The task:
Determine which lines contain the word "color", then copy those lines.

(A block of data)
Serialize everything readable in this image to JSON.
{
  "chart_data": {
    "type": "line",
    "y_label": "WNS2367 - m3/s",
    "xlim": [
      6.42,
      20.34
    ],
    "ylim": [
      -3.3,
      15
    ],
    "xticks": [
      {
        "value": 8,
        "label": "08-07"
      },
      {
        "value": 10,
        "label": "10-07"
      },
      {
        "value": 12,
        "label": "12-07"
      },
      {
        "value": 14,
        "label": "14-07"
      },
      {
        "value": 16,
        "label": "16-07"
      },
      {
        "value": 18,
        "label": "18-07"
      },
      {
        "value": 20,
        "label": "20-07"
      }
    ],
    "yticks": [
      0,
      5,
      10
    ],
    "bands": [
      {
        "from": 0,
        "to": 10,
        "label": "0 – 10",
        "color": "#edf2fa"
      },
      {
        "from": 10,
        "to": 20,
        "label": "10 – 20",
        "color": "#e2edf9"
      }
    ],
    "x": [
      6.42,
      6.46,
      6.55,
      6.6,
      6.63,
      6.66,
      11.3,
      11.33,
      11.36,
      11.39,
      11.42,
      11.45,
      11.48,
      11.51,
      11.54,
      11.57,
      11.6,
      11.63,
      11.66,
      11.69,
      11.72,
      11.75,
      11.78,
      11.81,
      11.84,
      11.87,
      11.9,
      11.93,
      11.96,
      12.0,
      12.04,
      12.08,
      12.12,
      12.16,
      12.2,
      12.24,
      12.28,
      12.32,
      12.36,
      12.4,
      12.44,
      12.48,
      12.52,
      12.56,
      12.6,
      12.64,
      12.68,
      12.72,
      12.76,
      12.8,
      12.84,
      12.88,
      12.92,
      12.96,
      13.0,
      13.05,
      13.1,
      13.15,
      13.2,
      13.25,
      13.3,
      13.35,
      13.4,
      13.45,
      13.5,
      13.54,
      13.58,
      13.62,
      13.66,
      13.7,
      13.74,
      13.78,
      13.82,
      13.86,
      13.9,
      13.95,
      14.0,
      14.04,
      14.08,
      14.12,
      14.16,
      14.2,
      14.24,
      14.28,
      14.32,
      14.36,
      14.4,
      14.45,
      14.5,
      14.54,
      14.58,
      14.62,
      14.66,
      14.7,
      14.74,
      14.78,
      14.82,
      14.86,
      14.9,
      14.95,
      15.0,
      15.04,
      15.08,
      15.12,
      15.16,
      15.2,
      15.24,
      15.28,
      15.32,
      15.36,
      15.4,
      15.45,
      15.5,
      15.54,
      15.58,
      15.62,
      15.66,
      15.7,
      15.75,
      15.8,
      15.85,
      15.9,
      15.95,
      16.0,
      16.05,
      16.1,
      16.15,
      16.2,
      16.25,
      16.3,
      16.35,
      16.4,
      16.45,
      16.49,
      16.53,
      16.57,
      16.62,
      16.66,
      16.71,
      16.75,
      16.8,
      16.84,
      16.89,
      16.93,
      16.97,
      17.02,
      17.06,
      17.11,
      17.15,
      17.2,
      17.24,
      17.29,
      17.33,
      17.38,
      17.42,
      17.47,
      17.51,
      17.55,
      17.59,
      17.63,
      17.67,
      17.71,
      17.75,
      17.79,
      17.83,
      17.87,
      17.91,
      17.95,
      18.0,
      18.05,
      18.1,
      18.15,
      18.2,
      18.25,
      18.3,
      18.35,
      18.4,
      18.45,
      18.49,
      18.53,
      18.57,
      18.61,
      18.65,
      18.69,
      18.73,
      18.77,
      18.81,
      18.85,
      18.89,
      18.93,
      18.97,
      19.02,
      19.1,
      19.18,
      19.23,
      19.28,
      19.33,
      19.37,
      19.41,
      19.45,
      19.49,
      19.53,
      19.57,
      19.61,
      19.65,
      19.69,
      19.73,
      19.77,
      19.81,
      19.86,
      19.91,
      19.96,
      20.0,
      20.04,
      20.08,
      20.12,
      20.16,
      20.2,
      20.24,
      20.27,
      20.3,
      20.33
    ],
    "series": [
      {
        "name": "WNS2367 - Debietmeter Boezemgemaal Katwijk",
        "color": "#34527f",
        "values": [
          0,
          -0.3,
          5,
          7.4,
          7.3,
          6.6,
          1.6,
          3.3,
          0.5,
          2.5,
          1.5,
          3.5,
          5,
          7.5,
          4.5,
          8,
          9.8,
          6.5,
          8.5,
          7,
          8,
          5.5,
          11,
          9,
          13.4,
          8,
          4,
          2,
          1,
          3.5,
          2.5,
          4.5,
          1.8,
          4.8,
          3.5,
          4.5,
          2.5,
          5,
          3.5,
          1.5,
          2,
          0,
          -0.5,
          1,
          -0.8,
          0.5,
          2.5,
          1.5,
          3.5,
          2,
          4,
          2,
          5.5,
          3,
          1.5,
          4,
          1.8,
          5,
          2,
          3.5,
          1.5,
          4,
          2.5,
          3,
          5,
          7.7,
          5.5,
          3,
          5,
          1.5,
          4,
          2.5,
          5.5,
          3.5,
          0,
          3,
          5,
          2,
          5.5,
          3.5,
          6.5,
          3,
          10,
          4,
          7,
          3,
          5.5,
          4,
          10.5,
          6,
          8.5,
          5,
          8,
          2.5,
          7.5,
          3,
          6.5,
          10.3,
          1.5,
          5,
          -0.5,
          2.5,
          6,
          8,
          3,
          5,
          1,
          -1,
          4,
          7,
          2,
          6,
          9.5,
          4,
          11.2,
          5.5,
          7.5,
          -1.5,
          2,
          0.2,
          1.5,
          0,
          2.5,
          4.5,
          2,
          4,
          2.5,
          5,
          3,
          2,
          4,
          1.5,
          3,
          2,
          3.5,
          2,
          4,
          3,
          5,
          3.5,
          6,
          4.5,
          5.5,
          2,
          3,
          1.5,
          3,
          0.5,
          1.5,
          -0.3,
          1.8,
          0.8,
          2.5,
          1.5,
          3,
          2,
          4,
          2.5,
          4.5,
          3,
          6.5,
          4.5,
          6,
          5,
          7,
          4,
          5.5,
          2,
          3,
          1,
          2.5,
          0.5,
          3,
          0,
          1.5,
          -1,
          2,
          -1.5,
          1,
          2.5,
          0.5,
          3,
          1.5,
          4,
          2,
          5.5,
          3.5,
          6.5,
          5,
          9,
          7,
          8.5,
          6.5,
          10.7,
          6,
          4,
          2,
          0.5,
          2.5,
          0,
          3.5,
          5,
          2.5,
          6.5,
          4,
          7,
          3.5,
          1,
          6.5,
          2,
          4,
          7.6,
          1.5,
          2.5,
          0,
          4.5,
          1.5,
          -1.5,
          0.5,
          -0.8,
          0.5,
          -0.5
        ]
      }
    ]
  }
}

Answer below:
        "color": "#edf2fa"
        "color": "#e2edf9"
        "color": "#34527f",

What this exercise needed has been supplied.